• **WHAT YOU ARE ASKED TO DO**:
Look through the entries below and report how many lines hold the string "data". Only the number is wanted.

======== EXTRACTED INFORMATION ========

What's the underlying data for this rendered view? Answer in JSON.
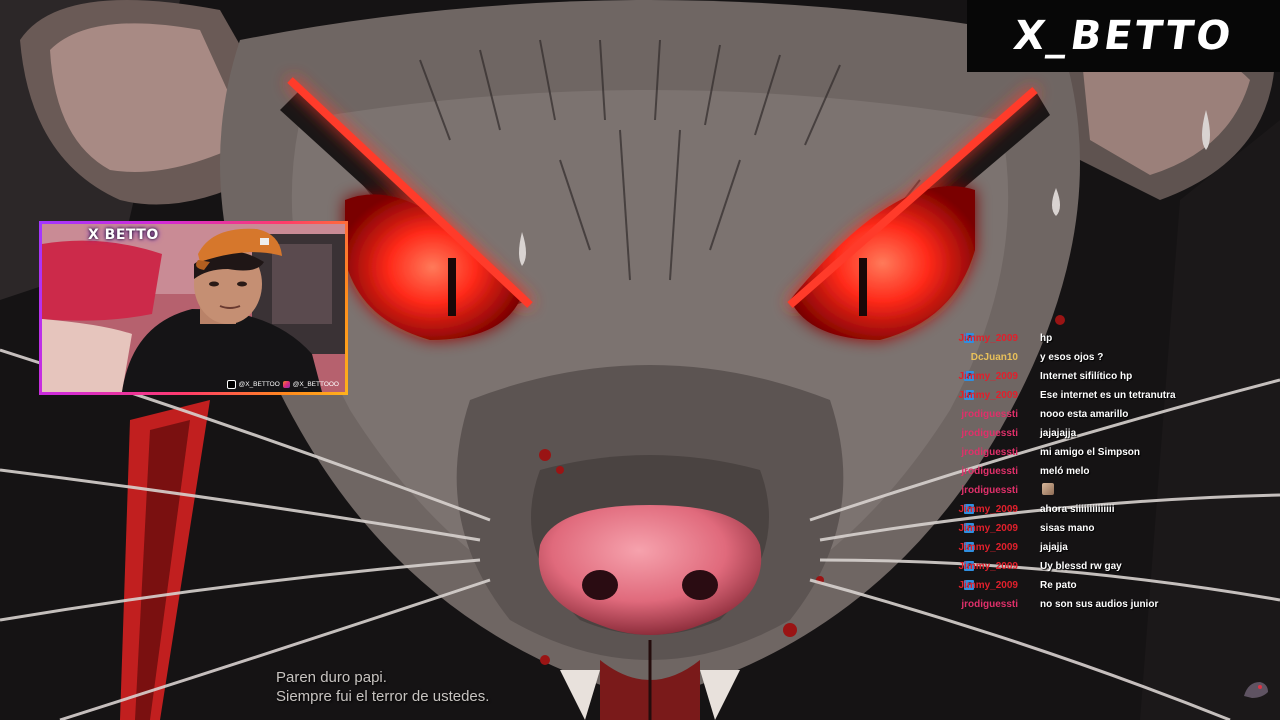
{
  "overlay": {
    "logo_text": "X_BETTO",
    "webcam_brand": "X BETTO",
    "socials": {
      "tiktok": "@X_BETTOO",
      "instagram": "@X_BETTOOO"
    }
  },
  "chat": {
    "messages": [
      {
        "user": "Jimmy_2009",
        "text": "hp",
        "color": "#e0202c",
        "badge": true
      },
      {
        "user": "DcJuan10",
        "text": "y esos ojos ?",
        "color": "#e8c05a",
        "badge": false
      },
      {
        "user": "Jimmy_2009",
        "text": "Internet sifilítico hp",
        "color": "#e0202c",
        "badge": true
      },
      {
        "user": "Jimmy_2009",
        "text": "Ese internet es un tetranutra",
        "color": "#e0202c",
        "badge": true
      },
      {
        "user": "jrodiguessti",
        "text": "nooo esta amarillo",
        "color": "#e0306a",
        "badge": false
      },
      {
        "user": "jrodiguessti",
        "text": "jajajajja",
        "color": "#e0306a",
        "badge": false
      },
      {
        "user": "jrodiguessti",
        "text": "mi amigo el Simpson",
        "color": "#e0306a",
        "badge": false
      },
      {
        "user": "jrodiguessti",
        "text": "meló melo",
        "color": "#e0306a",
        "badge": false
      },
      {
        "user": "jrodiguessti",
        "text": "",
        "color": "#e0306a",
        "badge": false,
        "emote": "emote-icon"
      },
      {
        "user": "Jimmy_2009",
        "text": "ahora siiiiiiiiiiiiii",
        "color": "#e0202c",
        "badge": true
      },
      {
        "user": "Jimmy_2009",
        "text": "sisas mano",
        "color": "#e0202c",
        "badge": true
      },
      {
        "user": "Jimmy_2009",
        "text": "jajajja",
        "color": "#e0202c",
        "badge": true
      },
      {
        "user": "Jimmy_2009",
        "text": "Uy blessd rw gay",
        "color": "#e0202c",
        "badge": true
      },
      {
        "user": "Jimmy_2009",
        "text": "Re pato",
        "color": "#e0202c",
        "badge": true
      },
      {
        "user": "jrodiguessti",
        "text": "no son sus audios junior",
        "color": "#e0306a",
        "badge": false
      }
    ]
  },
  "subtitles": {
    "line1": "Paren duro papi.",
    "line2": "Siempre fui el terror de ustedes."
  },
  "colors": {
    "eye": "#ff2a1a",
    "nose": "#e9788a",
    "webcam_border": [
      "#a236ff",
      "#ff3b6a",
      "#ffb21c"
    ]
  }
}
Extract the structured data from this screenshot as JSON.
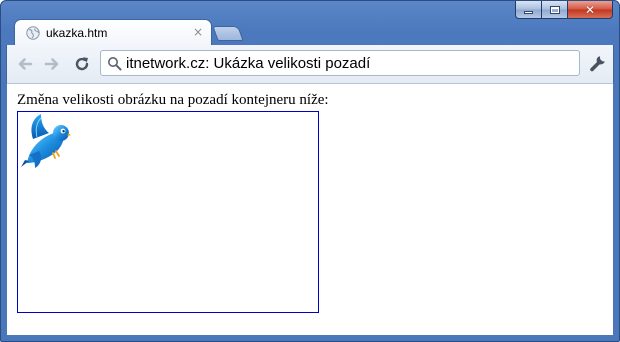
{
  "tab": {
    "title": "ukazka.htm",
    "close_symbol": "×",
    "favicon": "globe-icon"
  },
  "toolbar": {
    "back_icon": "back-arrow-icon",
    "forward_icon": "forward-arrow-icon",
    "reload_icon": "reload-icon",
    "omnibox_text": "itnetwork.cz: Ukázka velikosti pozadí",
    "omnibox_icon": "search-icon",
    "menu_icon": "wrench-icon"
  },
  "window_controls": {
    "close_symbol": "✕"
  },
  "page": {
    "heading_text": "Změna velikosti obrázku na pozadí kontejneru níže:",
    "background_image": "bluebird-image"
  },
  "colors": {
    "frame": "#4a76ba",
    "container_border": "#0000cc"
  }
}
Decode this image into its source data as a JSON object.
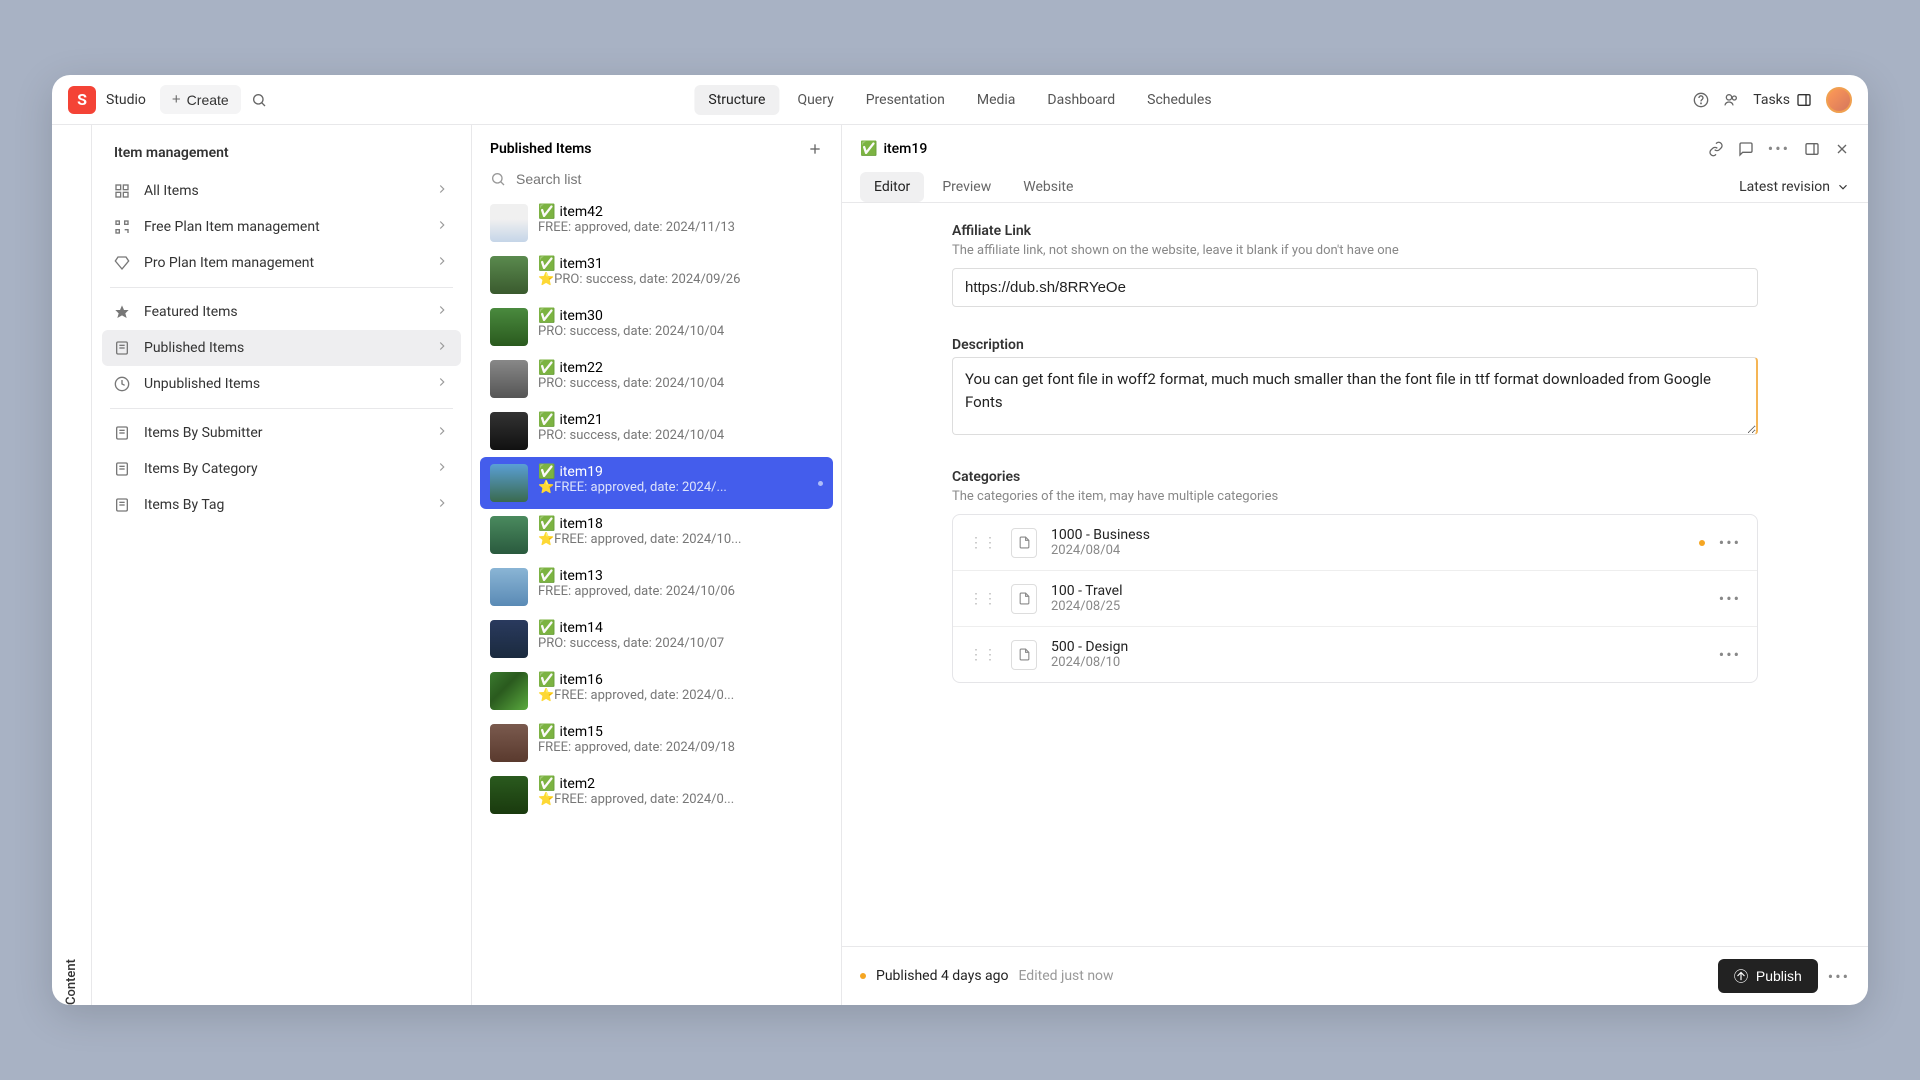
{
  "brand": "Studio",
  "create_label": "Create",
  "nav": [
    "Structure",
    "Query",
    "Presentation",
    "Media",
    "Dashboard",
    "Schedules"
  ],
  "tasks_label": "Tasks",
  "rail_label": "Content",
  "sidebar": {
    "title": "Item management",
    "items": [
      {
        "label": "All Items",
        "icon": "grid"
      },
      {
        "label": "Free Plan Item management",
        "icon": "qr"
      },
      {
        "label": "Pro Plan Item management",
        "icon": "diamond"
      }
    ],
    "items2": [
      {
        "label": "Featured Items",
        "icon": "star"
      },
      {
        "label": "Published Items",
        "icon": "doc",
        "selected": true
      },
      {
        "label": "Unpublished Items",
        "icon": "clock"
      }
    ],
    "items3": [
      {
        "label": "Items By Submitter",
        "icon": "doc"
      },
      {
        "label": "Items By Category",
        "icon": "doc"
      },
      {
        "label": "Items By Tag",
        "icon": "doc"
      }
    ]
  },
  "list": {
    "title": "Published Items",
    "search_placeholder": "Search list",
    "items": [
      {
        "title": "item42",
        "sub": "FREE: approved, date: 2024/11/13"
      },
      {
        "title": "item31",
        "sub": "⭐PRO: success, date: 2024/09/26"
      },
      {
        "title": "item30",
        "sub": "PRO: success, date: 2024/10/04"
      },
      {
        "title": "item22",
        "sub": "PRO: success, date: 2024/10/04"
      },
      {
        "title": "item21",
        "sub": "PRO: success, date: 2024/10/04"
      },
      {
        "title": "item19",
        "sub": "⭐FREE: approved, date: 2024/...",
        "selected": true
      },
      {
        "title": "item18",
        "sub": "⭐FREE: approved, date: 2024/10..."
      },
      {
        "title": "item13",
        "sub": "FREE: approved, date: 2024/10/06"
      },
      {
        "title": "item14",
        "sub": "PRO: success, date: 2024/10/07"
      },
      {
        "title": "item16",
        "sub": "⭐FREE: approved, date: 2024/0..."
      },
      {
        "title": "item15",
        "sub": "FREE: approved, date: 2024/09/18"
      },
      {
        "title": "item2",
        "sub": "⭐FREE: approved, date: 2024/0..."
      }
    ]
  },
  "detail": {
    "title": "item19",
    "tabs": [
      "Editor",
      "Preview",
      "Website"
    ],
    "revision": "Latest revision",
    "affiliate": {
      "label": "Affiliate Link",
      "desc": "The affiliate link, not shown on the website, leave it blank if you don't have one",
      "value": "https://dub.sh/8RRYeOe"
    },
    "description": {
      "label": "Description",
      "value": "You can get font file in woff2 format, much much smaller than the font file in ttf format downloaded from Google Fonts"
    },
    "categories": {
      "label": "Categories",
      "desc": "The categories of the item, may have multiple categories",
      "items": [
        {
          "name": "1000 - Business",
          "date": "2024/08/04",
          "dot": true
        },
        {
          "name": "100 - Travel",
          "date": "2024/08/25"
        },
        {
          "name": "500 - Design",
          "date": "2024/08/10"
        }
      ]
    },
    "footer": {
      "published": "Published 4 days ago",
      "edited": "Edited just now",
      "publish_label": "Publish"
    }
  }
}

========

• **ANSWER TO THIS TASK**:
3